-- begin Data entries --

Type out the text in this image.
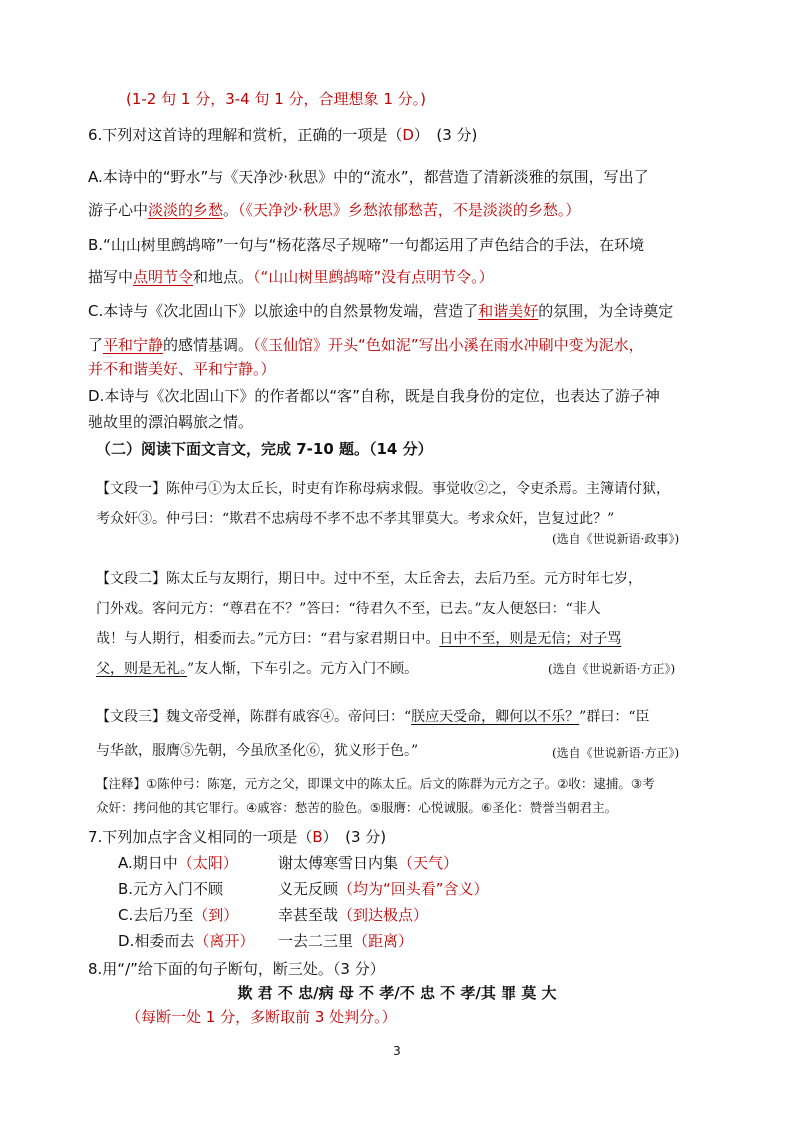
(1-2 句 1 分，3-4 句 1 分，合理想象 1 分。)
6.下列对这首诗的理解和赏析，正确的一项是（D）　(3 分)
A.本诗中的“野水”与《天净沙·秋思》中的“流水”，都营造了清新淡雅的氛围，写出了
游子心中淡淡的乡愁。（《天净沙·秋思》乡愁浓郁愁苦，不是淡淡的乡愁。）
B.“山山树里鹧鸪啼”一句与“杨花落尽子规啼”一句都运用了声色结合的手法，在环境
描写中点明节令和地点。（“山山树里鹧鸪啼”没有点明节令。）
C.本诗与《次北固山下》以旅途中的自然景物发端，营造了和谐美好的氛围，为全诗奠定
了平和宁静的感情基调。（《玉仙馆》开头“色如泥”写出小溪在雨水冲刷中变为泥水，
并不和谐美好、平和宁静。）
D.本诗与《次北固山下》的作者都以“客”自称，既是自我身份的定位，也表达了游子神
驰故里的漂泊羁旅之情。
（二）阅读下面文言文，完成 7-10 题。（14 分）
【文段一】陈仲弓①为太丘长，时吏有诈称母病求假。事觉收②之，令吏杀焉。主簿请付狱，
考众奸③。仲弓曰：“欺君不忠病母不孝不忠不孝其罪莫大。考求众奸，岂复过此？”
(选自《世说新语·政事》)
【文段二】陈太丘与友期行，期日中。过中不至，太丘舍去，去后乃至。元方时年七岁，
门外戏。客问元方：“尊君在不？”答曰：“待君久不至，已去。”友人便怒曰：“非人
哉！与人期行，相委而去。”元方曰：“君与家君期日中。日中不至，则是无信；对子骂
父，则是无礼。”友人惭，下车引之。元方入门不顾。	(选自《世说新语·方正》)
【文段三】魏文帝受禅，陈群有戚容④。帝问曰：“朕应天受命，卿何以不乐？”群曰：“臣
与华歆，服膺⑤先朝，今虽欣圣化⑥，犹义形于色。”	(选自《世说新语·方正》)
【注释】①陈仲弓：陈寔，元方之父，即课文中的陈太丘。后文的陈群为元方之子。②收：逮捕。③考
众奸：拷问他的其它罪行。④戚容：愁苦的脸色。⑤服膺：心悦诚服。⑥圣化：赞誉当朝君主。
7.下列加点字含义相同的一项是（B）　(3 分)
A.期日中（太阳）	谢太傅寒雪日内集（天气）
B.元方入门不顾	义无反顾（均为“回头看”含义）
C.去后乃至（到）	幸甚至哉（到达极点）
D.相委而去（离开） 一去二三里（距离）
8.用“/”给下面的句子断句，断三处。（3 分）
欺 君 不 忠/病 母 不 孝/不 忠 不 孝/其 罪 莫 大
（每断一处 1 分，多断取前 3 处判分。）
3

-- end Data entries --

What needs to be done.
Retype each line of the listing above word for word. Exclude the pictures.

Answer to the problem.
Type out the text in this image.
(1-2 句 1 分，3-4 句 1 分，合理想象 1 分。)
6.下列对这首诗的理解和赏析，正确的一项是（D）　(3 分)
A.本诗中的“野水”与《天净沙·秋思》中的“流水”，都营造了清新淡雅的氛围，写出了
游子心中淡淡的乡愁。（《天净沙·秋思》乡愁浓郁愁苦，不是淡淡的乡愁。）
B.“山山树里鹧鸪啼”一句与“杨花落尽子规啼”一句都运用了声色结合的手法，在环境
描写中点明节令和地点。（“山山树里鹧鸪啼”没有点明节令。）
C.本诗与《次北固山下》以旅途中的自然景物发端，营造了和谐美好的氛围，为全诗奠定
了平和宁静的感情基调。（《玉仙馆》开头“色如泥”写出小溪在雨水冲刷中变为泥水，
并不和谐美好、平和宁静。）
D.本诗与《次北固山下》的作者都以“客”自称，既是自我身份的定位，也表达了游子神
驰故里的漂泊羁旅之情。
（二）阅读下面文言文，完成 7-10 题。（14 分）
【文段一】陈仲弓①为太丘长，时吏有诈称母病求假。事觉收②之，令吏杀焉。主簿请付狱，
考众奸③。仲弓曰：“欺君不忠病母不孝不忠不孝其罪莫大。考求众奸，岂复过此？”
(选自《世说新语·政事》)
【文段二】陈太丘与友期行，期日中。过中不至，太丘舍去，去后乃至。元方时年七岁，
门外戏。客问元方：“尊君在不？”答曰：“待君久不至，已去。”友人便怒曰：“非人
哉！与人期行，相委而去。”元方曰：“君与家君期日中。日中不至，则是无信；对子骂
父，则是无礼。”友人惭，下车引之。元方入门不顾。	(选自《世说新语·方正》)
【文段三】魏文帝受禅，陈群有戚容④。帝问曰：“朕应天受命，卿何以不乐？”群曰：“臣
与华歆，服膺⑤先朝，今虽欣圣化⑥，犹义形于色。”	(选自《世说新语·方正》)
【注释】①陈仲弓：陈寔，元方之父，即课文中的陈太丘。后文的陈群为元方之子。②收：逮捕。③考
众奸：拷问他的其它罪行。④戚容：愁苦的脸色。⑤服膺：心悦诚服。⑥圣化：赞誉当朝君主。
7.下列加点字含义相同的一项是（B）　(3 分)
A.期日中（太阳）	谢太傅寒雪日内集（天气）
B.元方入门不顾	义无反顾（均为“回头看”含义）
C.去后乃至（到）	幸甚至哉（到达极点）
D.相委而去（离开） 一去二三里（距离）
8.用“/”给下面的句子断句，断三处。（3 分）
欺 君 不 忠/病 母 不 孝/不 忠 不 孝/其 罪 莫 大
（每断一处 1 分，多断取前 3 处判分。）
3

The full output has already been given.